# Start of STORED RECORDS
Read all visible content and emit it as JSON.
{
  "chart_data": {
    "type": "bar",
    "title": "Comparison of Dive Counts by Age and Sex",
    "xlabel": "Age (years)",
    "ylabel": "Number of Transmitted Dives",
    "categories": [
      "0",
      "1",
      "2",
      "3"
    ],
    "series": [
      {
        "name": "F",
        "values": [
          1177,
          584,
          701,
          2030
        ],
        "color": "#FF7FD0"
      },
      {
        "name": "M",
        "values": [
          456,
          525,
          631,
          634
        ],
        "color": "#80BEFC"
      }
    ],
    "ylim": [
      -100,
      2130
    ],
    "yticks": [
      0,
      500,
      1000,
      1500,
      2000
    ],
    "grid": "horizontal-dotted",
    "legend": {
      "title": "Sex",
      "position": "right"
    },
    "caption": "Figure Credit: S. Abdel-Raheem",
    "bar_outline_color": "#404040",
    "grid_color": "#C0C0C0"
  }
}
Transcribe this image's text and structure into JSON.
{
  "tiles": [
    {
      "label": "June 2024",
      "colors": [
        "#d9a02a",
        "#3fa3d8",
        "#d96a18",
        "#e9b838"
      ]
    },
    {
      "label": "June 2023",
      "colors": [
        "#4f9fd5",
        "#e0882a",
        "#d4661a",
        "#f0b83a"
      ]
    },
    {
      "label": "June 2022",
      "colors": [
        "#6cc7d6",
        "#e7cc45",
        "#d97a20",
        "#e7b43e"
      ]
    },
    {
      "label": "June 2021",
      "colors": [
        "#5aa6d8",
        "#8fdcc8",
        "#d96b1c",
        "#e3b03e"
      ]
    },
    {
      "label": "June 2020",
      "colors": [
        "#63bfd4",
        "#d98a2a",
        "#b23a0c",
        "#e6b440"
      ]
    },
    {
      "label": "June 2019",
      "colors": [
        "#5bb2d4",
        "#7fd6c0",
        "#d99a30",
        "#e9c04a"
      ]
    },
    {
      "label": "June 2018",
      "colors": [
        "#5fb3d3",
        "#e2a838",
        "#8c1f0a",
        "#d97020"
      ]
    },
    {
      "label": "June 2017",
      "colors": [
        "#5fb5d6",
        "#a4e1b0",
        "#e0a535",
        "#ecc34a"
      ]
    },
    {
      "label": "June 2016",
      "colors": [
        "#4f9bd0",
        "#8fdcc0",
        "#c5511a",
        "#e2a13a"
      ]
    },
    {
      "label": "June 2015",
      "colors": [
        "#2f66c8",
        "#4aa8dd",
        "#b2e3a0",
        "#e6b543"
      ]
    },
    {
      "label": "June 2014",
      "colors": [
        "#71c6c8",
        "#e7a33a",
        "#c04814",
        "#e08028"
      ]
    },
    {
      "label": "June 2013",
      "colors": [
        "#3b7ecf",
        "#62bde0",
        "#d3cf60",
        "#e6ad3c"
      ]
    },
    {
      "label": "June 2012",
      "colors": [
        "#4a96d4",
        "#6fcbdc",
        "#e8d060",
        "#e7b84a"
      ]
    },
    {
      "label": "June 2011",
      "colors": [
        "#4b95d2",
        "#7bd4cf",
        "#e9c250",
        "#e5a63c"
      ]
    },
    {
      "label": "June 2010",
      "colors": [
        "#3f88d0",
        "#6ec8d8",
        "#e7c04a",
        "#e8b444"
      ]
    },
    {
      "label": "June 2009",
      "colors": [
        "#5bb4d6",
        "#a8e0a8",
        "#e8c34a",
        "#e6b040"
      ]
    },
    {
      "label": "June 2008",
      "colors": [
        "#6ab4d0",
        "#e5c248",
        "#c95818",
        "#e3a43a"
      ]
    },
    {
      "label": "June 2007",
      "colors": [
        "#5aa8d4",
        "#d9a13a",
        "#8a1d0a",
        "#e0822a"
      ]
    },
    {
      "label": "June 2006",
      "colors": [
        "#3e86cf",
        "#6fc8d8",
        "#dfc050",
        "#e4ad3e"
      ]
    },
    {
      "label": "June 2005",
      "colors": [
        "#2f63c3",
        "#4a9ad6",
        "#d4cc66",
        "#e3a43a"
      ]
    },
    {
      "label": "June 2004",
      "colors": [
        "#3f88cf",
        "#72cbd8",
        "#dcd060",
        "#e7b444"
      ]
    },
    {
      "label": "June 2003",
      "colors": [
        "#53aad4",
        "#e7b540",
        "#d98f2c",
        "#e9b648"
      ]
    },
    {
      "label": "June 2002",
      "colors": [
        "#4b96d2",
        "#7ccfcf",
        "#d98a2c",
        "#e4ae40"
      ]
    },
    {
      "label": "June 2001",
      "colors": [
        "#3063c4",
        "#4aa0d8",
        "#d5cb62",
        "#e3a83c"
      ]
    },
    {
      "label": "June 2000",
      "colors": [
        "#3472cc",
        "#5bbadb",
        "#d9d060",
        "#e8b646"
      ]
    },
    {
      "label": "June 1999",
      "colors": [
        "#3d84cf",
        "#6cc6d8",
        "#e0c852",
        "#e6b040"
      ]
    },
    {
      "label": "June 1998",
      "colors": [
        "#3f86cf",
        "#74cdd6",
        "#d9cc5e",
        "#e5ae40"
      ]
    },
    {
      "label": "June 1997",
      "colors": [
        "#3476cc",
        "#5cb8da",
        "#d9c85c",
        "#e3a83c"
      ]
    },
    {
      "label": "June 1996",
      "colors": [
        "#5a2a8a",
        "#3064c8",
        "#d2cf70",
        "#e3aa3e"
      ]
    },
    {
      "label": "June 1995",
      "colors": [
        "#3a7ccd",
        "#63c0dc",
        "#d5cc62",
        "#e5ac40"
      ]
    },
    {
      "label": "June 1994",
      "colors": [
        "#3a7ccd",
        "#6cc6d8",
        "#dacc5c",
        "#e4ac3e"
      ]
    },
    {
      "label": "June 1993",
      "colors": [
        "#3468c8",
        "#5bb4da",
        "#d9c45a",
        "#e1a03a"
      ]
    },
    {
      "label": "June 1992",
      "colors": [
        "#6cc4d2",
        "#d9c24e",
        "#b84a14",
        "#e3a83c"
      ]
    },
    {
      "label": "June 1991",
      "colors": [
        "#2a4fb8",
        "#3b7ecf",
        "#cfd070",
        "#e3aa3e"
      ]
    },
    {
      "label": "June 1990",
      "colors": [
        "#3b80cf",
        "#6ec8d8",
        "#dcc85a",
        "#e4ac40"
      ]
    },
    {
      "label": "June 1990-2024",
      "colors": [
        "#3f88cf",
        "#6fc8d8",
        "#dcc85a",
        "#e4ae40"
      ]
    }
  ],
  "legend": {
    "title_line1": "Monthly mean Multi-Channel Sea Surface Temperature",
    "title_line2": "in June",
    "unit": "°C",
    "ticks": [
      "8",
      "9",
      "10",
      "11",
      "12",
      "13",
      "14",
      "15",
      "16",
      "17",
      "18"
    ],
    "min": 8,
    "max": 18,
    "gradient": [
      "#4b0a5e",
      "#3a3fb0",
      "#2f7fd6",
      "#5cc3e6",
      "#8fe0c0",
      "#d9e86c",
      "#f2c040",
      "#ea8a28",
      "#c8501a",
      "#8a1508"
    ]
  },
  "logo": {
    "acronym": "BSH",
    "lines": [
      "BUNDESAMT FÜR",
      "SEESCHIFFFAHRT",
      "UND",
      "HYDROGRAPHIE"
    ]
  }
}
# End of STORED RECORDS
WRITTEN INSTRUCTION:
Every line above should be printed again exactly as it stands.

SOLUTION:
Read all visible content and emit it as JSON.
{
  "chart_data": {
    "type": "bar",
    "title": "Comparison of Dive Counts by Age and Sex",
    "xlabel": "Age (years)",
    "ylabel": "Number of Transmitted Dives",
    "categories": [
      "0",
      "1",
      "2",
      "3"
    ],
    "series": [
      {
        "name": "F",
        "values": [
          1177,
          584,
          701,
          2030
        ],
        "color": "#FF7FD0"
      },
      {
        "name": "M",
        "values": [
          456,
          525,
          631,
          634
        ],
        "color": "#80BEFC"
      }
    ],
    "ylim": [
      -100,
      2130
    ],
    "yticks": [
      0,
      500,
      1000,
      1500,
      2000
    ],
    "grid": "horizontal-dotted",
    "legend": {
      "title": "Sex",
      "position": "right"
    },
    "caption": "Figure Credit: S. Abdel-Raheem",
    "bar_outline_color": "#404040",
    "grid_color": "#C0C0C0"
  }
}
Transcribe this image's text and structure into JSON.
{
  "tiles": [
    {
      "label": "June 2024",
      "colors": [
        "#d9a02a",
        "#3fa3d8",
        "#d96a18",
        "#e9b838"
      ]
    },
    {
      "label": "June 2023",
      "colors": [
        "#4f9fd5",
        "#e0882a",
        "#d4661a",
        "#f0b83a"
      ]
    },
    {
      "label": "June 2022",
      "colors": [
        "#6cc7d6",
        "#e7cc45",
        "#d97a20",
        "#e7b43e"
      ]
    },
    {
      "label": "June 2021",
      "colors": [
        "#5aa6d8",
        "#8fdcc8",
        "#d96b1c",
        "#e3b03e"
      ]
    },
    {
      "label": "June 2020",
      "colors": [
        "#63bfd4",
        "#d98a2a",
        "#b23a0c",
        "#e6b440"
      ]
    },
    {
      "label": "June 2019",
      "colors": [
        "#5bb2d4",
        "#7fd6c0",
        "#d99a30",
        "#e9c04a"
      ]
    },
    {
      "label": "June 2018",
      "colors": [
        "#5fb3d3",
        "#e2a838",
        "#8c1f0a",
        "#d97020"
      ]
    },
    {
      "label": "June 2017",
      "colors": [
        "#5fb5d6",
        "#a4e1b0",
        "#e0a535",
        "#ecc34a"
      ]
    },
    {
      "label": "June 2016",
      "colors": [
        "#4f9bd0",
        "#8fdcc0",
        "#c5511a",
        "#e2a13a"
      ]
    },
    {
      "label": "June 2015",
      "colors": [
        "#2f66c8",
        "#4aa8dd",
        "#b2e3a0",
        "#e6b543"
      ]
    },
    {
      "label": "June 2014",
      "colors": [
        "#71c6c8",
        "#e7a33a",
        "#c04814",
        "#e08028"
      ]
    },
    {
      "label": "June 2013",
      "colors": [
        "#3b7ecf",
        "#62bde0",
        "#d3cf60",
        "#e6ad3c"
      ]
    },
    {
      "label": "June 2012",
      "colors": [
        "#4a96d4",
        "#6fcbdc",
        "#e8d060",
        "#e7b84a"
      ]
    },
    {
      "label": "June 2011",
      "colors": [
        "#4b95d2",
        "#7bd4cf",
        "#e9c250",
        "#e5a63c"
      ]
    },
    {
      "label": "June 2010",
      "colors": [
        "#3f88d0",
        "#6ec8d8",
        "#e7c04a",
        "#e8b444"
      ]
    },
    {
      "label": "June 2009",
      "colors": [
        "#5bb4d6",
        "#a8e0a8",
        "#e8c34a",
        "#e6b040"
      ]
    },
    {
      "label": "June 2008",
      "colors": [
        "#6ab4d0",
        "#e5c248",
        "#c95818",
        "#e3a43a"
      ]
    },
    {
      "label": "June 2007",
      "colors": [
        "#5aa8d4",
        "#d9a13a",
        "#8a1d0a",
        "#e0822a"
      ]
    },
    {
      "label": "June 2006",
      "colors": [
        "#3e86cf",
        "#6fc8d8",
        "#dfc050",
        "#e4ad3e"
      ]
    },
    {
      "label": "June 2005",
      "colors": [
        "#2f63c3",
        "#4a9ad6",
        "#d4cc66",
        "#e3a43a"
      ]
    },
    {
      "label": "June 2004",
      "colors": [
        "#3f88cf",
        "#72cbd8",
        "#dcd060",
        "#e7b444"
      ]
    },
    {
      "label": "June 2003",
      "colors": [
        "#53aad4",
        "#e7b540",
        "#d98f2c",
        "#e9b648"
      ]
    },
    {
      "label": "June 2002",
      "colors": [
        "#4b96d2",
        "#7ccfcf",
        "#d98a2c",
        "#e4ae40"
      ]
    },
    {
      "label": "June 2001",
      "colors": [
        "#3063c4",
        "#4aa0d8",
        "#d5cb62",
        "#e3a83c"
      ]
    },
    {
      "label": "June 2000",
      "colors": [
        "#3472cc",
        "#5bbadb",
        "#d9d060",
        "#e8b646"
      ]
    },
    {
      "label": "June 1999",
      "colors": [
        "#3d84cf",
        "#6cc6d8",
        "#e0c852",
        "#e6b040"
      ]
    },
    {
      "label": "June 1998",
      "colors": [
        "#3f86cf",
        "#74cdd6",
        "#d9cc5e",
        "#e5ae40"
      ]
    },
    {
      "label": "June 1997",
      "colors": [
        "#3476cc",
        "#5cb8da",
        "#d9c85c",
        "#e3a83c"
      ]
    },
    {
      "label": "June 1996",
      "colors": [
        "#5a2a8a",
        "#3064c8",
        "#d2cf70",
        "#e3aa3e"
      ]
    },
    {
      "label": "June 1995",
      "colors": [
        "#3a7ccd",
        "#63c0dc",
        "#d5cc62",
        "#e5ac40"
      ]
    },
    {
      "label": "June 1994",
      "colors": [
        "#3a7ccd",
        "#6cc6d8",
        "#dacc5c",
        "#e4ac3e"
      ]
    },
    {
      "label": "June 1993",
      "colors": [
        "#3468c8",
        "#5bb4da",
        "#d9c45a",
        "#e1a03a"
      ]
    },
    {
      "label": "June 1992",
      "colors": [
        "#6cc4d2",
        "#d9c24e",
        "#b84a14",
        "#e3a83c"
      ]
    },
    {
      "label": "June 1991",
      "colors": [
        "#2a4fb8",
        "#3b7ecf",
        "#cfd070",
        "#e3aa3e"
      ]
    },
    {
      "label": "June 1990",
      "colors": [
        "#3b80cf",
        "#6ec8d8",
        "#dcc85a",
        "#e4ac40"
      ]
    },
    {
      "label": "June 1990-2024",
      "colors": [
        "#3f88cf",
        "#6fc8d8",
        "#dcc85a",
        "#e4ae40"
      ]
    }
  ],
  "legend": {
    "title_line1": "Monthly mean Multi-Channel Sea Surface Temperature",
    "title_line2": "in June",
    "unit": "°C",
    "ticks": [
      "8",
      "9",
      "10",
      "11",
      "12",
      "13",
      "14",
      "15",
      "16",
      "17",
      "18"
    ],
    "min": 8,
    "max": 18,
    "gradient": [
      "#4b0a5e",
      "#3a3fb0",
      "#2f7fd6",
      "#5cc3e6",
      "#8fe0c0",
      "#d9e86c",
      "#f2c040",
      "#ea8a28",
      "#c8501a",
      "#8a1508"
    ]
  },
  "logo": {
    "acronym": "BSH",
    "lines": [
      "BUNDESAMT FÜR",
      "SEESCHIFFFAHRT",
      "UND",
      "HYDROGRAPHIE"
    ]
  }
}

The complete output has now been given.